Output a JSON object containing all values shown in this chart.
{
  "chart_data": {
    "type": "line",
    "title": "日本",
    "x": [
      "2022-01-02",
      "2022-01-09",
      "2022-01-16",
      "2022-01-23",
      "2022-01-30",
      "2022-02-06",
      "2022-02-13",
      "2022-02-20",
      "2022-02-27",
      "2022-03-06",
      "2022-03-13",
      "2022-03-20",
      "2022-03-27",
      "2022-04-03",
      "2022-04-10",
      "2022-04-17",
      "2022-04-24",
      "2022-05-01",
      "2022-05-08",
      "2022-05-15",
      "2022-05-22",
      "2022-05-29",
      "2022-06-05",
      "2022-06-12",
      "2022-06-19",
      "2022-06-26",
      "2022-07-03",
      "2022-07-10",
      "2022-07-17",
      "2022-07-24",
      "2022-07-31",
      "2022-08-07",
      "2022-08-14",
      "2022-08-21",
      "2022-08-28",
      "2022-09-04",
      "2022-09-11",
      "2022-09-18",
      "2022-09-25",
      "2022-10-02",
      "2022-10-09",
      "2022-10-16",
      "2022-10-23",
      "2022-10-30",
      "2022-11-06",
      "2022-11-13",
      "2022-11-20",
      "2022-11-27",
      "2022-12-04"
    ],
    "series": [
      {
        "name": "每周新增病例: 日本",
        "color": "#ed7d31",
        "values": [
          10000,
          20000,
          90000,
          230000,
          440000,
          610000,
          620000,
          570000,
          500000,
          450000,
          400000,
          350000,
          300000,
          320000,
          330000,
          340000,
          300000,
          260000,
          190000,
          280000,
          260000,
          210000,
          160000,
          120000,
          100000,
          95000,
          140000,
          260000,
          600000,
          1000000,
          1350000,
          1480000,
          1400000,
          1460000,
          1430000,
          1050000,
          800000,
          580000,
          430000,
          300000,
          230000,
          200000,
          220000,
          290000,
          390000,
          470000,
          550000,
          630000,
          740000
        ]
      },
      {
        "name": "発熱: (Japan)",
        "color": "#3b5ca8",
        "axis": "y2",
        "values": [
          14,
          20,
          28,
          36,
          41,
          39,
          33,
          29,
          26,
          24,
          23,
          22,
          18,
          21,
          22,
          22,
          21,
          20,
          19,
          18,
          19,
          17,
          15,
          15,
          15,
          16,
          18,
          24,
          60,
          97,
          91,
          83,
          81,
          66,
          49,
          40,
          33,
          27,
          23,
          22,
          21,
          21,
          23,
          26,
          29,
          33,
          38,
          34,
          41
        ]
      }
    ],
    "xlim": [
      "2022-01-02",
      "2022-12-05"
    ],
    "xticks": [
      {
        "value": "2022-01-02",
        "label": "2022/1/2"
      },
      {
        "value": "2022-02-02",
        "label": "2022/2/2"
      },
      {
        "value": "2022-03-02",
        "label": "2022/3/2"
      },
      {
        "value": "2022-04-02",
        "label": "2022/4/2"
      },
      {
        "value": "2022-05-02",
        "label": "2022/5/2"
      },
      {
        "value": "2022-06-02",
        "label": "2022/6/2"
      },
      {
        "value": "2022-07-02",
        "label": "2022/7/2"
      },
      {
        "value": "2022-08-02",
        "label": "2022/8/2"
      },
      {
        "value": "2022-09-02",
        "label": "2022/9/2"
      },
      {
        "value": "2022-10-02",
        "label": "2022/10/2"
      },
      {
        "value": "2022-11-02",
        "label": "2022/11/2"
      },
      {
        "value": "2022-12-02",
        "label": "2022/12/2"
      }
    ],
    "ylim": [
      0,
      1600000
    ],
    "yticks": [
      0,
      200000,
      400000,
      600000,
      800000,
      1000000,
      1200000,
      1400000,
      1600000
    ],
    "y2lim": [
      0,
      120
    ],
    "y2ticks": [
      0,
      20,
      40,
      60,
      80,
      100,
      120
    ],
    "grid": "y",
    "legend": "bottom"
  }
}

### Task objective
Can you give every line above again, exactly as written?

### Solution to this exercise
Output a JSON object containing all values shown in this chart.
{
  "chart_data": {
    "type": "line",
    "title": "日本",
    "x": [
      "2022-01-02",
      "2022-01-09",
      "2022-01-16",
      "2022-01-23",
      "2022-01-30",
      "2022-02-06",
      "2022-02-13",
      "2022-02-20",
      "2022-02-27",
      "2022-03-06",
      "2022-03-13",
      "2022-03-20",
      "2022-03-27",
      "2022-04-03",
      "2022-04-10",
      "2022-04-17",
      "2022-04-24",
      "2022-05-01",
      "2022-05-08",
      "2022-05-15",
      "2022-05-22",
      "2022-05-29",
      "2022-06-05",
      "2022-06-12",
      "2022-06-19",
      "2022-06-26",
      "2022-07-03",
      "2022-07-10",
      "2022-07-17",
      "2022-07-24",
      "2022-07-31",
      "2022-08-07",
      "2022-08-14",
      "2022-08-21",
      "2022-08-28",
      "2022-09-04",
      "2022-09-11",
      "2022-09-18",
      "2022-09-25",
      "2022-10-02",
      "2022-10-09",
      "2022-10-16",
      "2022-10-23",
      "2022-10-30",
      "2022-11-06",
      "2022-11-13",
      "2022-11-20",
      "2022-11-27",
      "2022-12-04"
    ],
    "series": [
      {
        "name": "每周新增病例: 日本",
        "color": "#ed7d31",
        "values": [
          10000,
          20000,
          90000,
          230000,
          440000,
          610000,
          620000,
          570000,
          500000,
          450000,
          400000,
          350000,
          300000,
          320000,
          330000,
          340000,
          300000,
          260000,
          190000,
          280000,
          260000,
          210000,
          160000,
          120000,
          100000,
          95000,
          140000,
          260000,
          600000,
          1000000,
          1350000,
          1480000,
          1400000,
          1460000,
          1430000,
          1050000,
          800000,
          580000,
          430000,
          300000,
          230000,
          200000,
          220000,
          290000,
          390000,
          470000,
          550000,
          630000,
          740000
        ]
      },
      {
        "name": "発熱: (Japan)",
        "color": "#3b5ca8",
        "axis": "y2",
        "values": [
          14,
          20,
          28,
          36,
          41,
          39,
          33,
          29,
          26,
          24,
          23,
          22,
          18,
          21,
          22,
          22,
          21,
          20,
          19,
          18,
          19,
          17,
          15,
          15,
          15,
          16,
          18,
          24,
          60,
          97,
          91,
          83,
          81,
          66,
          49,
          40,
          33,
          27,
          23,
          22,
          21,
          21,
          23,
          26,
          29,
          33,
          38,
          34,
          41
        ]
      }
    ],
    "xlim": [
      "2022-01-02",
      "2022-12-05"
    ],
    "xticks": [
      {
        "value": "2022-01-02",
        "label": "2022/1/2"
      },
      {
        "value": "2022-02-02",
        "label": "2022/2/2"
      },
      {
        "value": "2022-03-02",
        "label": "2022/3/2"
      },
      {
        "value": "2022-04-02",
        "label": "2022/4/2"
      },
      {
        "value": "2022-05-02",
        "label": "2022/5/2"
      },
      {
        "value": "2022-06-02",
        "label": "2022/6/2"
      },
      {
        "value": "2022-07-02",
        "label": "2022/7/2"
      },
      {
        "value": "2022-08-02",
        "label": "2022/8/2"
      },
      {
        "value": "2022-09-02",
        "label": "2022/9/2"
      },
      {
        "value": "2022-10-02",
        "label": "2022/10/2"
      },
      {
        "value": "2022-11-02",
        "label": "2022/11/2"
      },
      {
        "value": "2022-12-02",
        "label": "2022/12/2"
      }
    ],
    "ylim": [
      0,
      1600000
    ],
    "yticks": [
      0,
      200000,
      400000,
      600000,
      800000,
      1000000,
      1200000,
      1400000,
      1600000
    ],
    "y2lim": [
      0,
      120
    ],
    "y2ticks": [
      0,
      20,
      40,
      60,
      80,
      100,
      120
    ],
    "grid": "y",
    "legend": "bottom"
  }
}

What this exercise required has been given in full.